[Data records]
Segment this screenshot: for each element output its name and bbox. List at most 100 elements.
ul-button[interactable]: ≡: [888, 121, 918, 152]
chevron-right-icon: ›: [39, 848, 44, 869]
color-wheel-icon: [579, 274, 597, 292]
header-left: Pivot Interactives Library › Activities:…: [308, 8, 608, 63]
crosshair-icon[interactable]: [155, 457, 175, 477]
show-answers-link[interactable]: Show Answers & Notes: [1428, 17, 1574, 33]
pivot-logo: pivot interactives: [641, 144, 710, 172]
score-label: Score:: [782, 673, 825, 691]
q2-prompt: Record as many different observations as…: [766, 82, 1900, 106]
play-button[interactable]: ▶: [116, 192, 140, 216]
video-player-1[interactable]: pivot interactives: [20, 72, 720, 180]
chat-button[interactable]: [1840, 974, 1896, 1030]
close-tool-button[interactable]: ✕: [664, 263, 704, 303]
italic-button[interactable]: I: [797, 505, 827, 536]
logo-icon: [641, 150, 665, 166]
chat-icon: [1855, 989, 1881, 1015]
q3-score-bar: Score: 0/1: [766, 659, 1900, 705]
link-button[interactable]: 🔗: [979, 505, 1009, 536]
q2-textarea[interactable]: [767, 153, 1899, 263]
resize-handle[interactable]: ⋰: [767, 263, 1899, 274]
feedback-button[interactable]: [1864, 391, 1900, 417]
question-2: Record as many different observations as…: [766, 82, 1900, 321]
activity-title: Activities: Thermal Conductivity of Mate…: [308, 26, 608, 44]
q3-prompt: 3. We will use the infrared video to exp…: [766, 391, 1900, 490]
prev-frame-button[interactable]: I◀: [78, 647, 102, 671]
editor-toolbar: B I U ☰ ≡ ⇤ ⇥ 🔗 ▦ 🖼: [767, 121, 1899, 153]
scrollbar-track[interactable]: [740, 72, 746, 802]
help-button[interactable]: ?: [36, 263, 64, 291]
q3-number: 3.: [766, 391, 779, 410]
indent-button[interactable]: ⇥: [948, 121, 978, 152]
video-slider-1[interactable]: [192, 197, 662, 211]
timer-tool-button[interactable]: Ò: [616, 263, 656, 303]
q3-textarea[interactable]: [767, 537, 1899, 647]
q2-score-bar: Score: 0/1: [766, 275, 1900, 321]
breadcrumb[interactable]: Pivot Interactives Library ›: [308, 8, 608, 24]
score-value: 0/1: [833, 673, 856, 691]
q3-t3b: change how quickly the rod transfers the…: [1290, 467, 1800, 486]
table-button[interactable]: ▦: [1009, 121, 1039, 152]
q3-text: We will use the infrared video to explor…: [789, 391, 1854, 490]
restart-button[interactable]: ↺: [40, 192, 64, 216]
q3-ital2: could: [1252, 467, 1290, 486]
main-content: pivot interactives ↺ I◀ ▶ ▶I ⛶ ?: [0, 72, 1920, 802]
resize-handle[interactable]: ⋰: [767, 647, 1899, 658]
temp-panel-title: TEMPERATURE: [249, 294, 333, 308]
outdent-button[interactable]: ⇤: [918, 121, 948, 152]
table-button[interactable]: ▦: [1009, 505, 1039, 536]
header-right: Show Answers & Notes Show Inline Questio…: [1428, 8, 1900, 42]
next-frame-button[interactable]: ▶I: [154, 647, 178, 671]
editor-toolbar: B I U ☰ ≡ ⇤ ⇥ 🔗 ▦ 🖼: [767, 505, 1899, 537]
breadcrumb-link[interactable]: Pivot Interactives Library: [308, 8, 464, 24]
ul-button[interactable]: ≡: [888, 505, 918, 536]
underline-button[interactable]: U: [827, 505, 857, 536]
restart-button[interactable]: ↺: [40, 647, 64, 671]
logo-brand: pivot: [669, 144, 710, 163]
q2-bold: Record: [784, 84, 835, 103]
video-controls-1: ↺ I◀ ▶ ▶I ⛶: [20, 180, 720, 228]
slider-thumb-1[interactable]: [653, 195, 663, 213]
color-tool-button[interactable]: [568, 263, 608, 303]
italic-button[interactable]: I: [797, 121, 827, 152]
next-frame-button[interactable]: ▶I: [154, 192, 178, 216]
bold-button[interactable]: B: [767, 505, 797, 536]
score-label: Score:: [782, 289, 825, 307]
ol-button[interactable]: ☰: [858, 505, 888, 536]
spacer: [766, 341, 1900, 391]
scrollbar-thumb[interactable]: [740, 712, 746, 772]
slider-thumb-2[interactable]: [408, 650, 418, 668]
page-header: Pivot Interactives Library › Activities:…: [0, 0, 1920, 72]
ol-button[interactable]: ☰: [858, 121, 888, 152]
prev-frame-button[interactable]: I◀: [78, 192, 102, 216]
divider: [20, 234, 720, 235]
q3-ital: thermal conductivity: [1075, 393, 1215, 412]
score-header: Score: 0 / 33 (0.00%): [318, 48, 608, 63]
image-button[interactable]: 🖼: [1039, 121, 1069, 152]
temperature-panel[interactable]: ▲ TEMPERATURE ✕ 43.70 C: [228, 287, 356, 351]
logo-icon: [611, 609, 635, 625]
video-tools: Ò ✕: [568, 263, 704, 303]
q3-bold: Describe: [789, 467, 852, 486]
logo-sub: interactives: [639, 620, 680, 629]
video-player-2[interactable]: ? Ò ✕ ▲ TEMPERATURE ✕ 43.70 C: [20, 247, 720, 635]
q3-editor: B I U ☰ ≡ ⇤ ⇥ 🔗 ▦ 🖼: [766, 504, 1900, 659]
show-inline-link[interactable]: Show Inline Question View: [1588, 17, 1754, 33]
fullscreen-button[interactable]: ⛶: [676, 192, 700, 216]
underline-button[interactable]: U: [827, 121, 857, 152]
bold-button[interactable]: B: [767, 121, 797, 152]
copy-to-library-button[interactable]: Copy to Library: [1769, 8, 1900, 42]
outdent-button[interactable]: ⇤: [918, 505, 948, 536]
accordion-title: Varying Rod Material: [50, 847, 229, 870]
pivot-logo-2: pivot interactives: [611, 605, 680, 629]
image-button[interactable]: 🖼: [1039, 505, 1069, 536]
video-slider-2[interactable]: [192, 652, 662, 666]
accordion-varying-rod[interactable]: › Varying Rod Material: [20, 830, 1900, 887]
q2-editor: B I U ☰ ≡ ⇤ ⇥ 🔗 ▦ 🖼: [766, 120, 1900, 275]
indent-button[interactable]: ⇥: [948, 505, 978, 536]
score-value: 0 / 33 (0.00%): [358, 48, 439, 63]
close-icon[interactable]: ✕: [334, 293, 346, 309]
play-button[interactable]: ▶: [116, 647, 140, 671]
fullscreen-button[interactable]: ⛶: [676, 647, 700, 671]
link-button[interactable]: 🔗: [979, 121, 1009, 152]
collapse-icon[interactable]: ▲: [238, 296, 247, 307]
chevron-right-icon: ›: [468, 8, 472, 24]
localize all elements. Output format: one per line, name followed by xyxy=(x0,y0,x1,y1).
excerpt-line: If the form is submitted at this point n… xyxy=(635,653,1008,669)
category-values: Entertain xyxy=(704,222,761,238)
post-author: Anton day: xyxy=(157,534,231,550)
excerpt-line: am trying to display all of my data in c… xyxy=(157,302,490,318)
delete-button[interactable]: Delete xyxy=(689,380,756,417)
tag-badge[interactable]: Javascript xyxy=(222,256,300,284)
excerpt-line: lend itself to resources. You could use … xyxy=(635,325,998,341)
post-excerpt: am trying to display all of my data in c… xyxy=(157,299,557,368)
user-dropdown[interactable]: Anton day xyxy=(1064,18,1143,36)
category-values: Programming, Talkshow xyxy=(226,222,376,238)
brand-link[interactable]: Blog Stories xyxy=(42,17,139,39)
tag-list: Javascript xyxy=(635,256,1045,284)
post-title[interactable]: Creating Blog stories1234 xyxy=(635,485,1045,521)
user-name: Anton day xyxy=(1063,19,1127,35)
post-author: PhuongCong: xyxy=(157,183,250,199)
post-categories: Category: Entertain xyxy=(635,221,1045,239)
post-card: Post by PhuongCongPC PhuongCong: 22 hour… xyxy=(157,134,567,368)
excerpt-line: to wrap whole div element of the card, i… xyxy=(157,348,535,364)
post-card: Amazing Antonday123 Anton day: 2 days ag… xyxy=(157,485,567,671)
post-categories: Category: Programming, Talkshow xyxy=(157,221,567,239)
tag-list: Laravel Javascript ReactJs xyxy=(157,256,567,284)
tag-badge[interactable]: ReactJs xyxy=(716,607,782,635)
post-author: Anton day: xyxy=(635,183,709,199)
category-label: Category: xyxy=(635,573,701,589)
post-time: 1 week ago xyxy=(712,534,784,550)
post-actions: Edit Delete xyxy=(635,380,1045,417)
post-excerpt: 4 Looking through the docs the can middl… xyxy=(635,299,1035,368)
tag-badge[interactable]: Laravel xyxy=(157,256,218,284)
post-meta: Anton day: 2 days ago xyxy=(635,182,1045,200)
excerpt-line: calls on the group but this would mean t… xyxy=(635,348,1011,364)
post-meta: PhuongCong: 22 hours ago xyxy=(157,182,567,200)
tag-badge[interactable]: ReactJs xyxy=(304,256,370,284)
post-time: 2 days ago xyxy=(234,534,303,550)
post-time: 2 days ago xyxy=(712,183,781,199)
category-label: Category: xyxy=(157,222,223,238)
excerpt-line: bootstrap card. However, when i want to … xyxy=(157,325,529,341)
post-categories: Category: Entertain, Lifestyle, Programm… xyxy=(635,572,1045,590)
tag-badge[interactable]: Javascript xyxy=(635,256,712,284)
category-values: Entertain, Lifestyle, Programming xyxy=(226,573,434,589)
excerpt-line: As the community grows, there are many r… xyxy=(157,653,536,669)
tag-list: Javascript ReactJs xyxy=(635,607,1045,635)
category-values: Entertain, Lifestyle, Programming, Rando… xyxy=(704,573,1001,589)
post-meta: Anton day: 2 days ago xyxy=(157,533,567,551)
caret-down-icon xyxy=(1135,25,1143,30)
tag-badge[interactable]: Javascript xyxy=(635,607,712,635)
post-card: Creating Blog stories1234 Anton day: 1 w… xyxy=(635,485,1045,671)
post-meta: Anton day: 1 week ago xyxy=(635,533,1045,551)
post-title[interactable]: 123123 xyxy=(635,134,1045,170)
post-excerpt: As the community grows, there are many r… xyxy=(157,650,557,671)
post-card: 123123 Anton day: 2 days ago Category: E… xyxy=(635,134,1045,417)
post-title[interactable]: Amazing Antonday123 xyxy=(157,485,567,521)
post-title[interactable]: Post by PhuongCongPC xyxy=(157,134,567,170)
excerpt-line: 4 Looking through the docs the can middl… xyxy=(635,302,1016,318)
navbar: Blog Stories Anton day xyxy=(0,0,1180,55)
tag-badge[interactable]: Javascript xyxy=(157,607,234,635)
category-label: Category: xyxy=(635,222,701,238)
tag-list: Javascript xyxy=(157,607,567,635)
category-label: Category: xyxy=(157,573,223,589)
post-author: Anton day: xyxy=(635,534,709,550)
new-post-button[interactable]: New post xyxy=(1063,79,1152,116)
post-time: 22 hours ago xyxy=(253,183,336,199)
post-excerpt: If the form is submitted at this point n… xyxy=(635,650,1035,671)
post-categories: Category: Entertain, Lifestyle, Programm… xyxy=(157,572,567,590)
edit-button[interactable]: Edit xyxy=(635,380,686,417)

GIVEN TASK:
Can you copy out the lines of the records from the start through the line containing "pivot-logo: pivot interactives: [641, 144, 710, 172]", word for word?

EXERCISE SOLUTION:
Segment this screenshot: for each element output its name and bbox. List at most 100 elements.
ul-button[interactable]: ≡: [888, 121, 918, 152]
chevron-right-icon: ›: [39, 848, 44, 869]
color-wheel-icon: [579, 274, 597, 292]
header-left: Pivot Interactives Library › Activities:…: [308, 8, 608, 63]
crosshair-icon[interactable]: [155, 457, 175, 477]
show-answers-link[interactable]: Show Answers & Notes: [1428, 17, 1574, 33]
pivot-logo: pivot interactives: [641, 144, 710, 172]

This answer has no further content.